* **Material provided**
+-------+
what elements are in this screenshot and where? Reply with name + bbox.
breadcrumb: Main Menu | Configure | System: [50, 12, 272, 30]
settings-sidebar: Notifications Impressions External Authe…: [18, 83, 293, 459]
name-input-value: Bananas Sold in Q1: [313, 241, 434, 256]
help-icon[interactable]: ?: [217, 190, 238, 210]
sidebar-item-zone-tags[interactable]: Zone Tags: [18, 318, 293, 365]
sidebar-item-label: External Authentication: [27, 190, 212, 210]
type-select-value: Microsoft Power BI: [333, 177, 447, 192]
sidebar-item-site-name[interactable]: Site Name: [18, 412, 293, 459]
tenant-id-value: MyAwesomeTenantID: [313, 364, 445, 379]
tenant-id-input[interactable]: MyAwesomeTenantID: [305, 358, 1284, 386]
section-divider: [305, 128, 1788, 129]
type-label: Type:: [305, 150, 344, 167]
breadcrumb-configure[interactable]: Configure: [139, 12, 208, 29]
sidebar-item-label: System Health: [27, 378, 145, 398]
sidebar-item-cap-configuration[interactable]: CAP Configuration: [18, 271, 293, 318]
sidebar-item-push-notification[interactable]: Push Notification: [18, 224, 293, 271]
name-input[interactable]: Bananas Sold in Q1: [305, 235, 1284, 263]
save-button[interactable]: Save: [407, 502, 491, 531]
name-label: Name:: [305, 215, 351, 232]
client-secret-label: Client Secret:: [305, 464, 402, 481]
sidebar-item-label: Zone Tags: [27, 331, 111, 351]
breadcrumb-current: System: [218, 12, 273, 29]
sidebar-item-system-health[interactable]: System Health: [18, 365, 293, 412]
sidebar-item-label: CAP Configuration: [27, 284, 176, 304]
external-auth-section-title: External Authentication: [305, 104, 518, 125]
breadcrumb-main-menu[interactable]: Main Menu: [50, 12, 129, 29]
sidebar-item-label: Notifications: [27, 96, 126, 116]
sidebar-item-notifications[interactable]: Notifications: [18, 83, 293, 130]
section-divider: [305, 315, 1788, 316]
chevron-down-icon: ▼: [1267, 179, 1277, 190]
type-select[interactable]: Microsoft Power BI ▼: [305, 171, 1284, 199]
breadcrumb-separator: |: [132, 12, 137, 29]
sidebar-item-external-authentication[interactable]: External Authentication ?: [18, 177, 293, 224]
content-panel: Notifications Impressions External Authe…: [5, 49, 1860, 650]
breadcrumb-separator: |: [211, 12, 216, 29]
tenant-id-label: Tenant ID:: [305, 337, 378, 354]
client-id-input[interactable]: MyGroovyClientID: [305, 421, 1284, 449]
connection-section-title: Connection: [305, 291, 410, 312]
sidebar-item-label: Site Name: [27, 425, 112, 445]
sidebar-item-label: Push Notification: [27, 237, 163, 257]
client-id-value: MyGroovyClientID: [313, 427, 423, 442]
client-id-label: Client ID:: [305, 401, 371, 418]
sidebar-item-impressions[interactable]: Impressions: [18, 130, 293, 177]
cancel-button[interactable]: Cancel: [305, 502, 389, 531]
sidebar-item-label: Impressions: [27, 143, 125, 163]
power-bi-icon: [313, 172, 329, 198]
+-------+
* **Task to carry out**
Reproduce every line of the records above without changing anything.

* **Solution to this problem**
what elements are in this screenshot and where? Reply with name + bbox.
breadcrumb: Main Menu | Configure | System: [50, 12, 272, 30]
settings-sidebar: Notifications Impressions External Authe…: [18, 83, 293, 459]
name-input-value: Bananas Sold in Q1: [313, 241, 434, 256]
help-icon[interactable]: ?: [217, 190, 238, 210]
sidebar-item-zone-tags[interactable]: Zone Tags: [18, 318, 293, 365]
sidebar-item-label: External Authentication: [27, 190, 212, 210]
type-select-value: Microsoft Power BI: [333, 177, 447, 192]
sidebar-item-site-name[interactable]: Site Name: [18, 412, 293, 459]
tenant-id-value: MyAwesomeTenantID: [313, 364, 445, 379]
tenant-id-input[interactable]: MyAwesomeTenantID: [305, 358, 1284, 386]
section-divider: [305, 128, 1788, 129]
type-label: Type:: [305, 150, 344, 167]
breadcrumb-configure[interactable]: Configure: [139, 12, 208, 29]
sidebar-item-label: System Health: [27, 378, 145, 398]
sidebar-item-cap-configuration[interactable]: CAP Configuration: [18, 271, 293, 318]
sidebar-item-push-notification[interactable]: Push Notification: [18, 224, 293, 271]
name-input[interactable]: Bananas Sold in Q1: [305, 235, 1284, 263]
save-button[interactable]: Save: [407, 502, 491, 531]
name-label: Name:: [305, 215, 351, 232]
client-secret-label: Client Secret:: [305, 464, 402, 481]
sidebar-item-label: Zone Tags: [27, 331, 111, 351]
breadcrumb-current: System: [218, 12, 273, 29]
sidebar-item-system-health[interactable]: System Health: [18, 365, 293, 412]
sidebar-item-label: CAP Configuration: [27, 284, 176, 304]
external-auth-section-title: External Authentication: [305, 104, 518, 125]
breadcrumb-main-menu[interactable]: Main Menu: [50, 12, 129, 29]
sidebar-item-label: Notifications: [27, 96, 126, 116]
sidebar-item-notifications[interactable]: Notifications: [18, 83, 293, 130]
section-divider: [305, 315, 1788, 316]
chevron-down-icon: ▼: [1267, 179, 1277, 190]
type-select[interactable]: Microsoft Power BI ▼: [305, 171, 1284, 199]
breadcrumb-separator: |: [132, 12, 137, 29]
sidebar-item-external-authentication[interactable]: External Authentication ?: [18, 177, 293, 224]
content-panel: Notifications Impressions External Authe…: [5, 49, 1860, 650]
breadcrumb-separator: |: [211, 12, 216, 29]
tenant-id-label: Tenant ID:: [305, 337, 378, 354]
client-id-input[interactable]: MyGroovyClientID: [305, 421, 1284, 449]
connection-section-title: Connection: [305, 291, 410, 312]
sidebar-item-label: Site Name: [27, 425, 112, 445]
sidebar-item-label: Push Notification: [27, 237, 163, 257]
client-id-value: MyGroovyClientID: [313, 427, 423, 442]
client-id-label: Client ID:: [305, 401, 371, 418]
sidebar-item-impressions[interactable]: Impressions: [18, 130, 293, 177]
cancel-button[interactable]: Cancel: [305, 502, 389, 531]
sidebar-item-label: Impressions: [27, 143, 125, 163]
power-bi-icon: [313, 172, 329, 198]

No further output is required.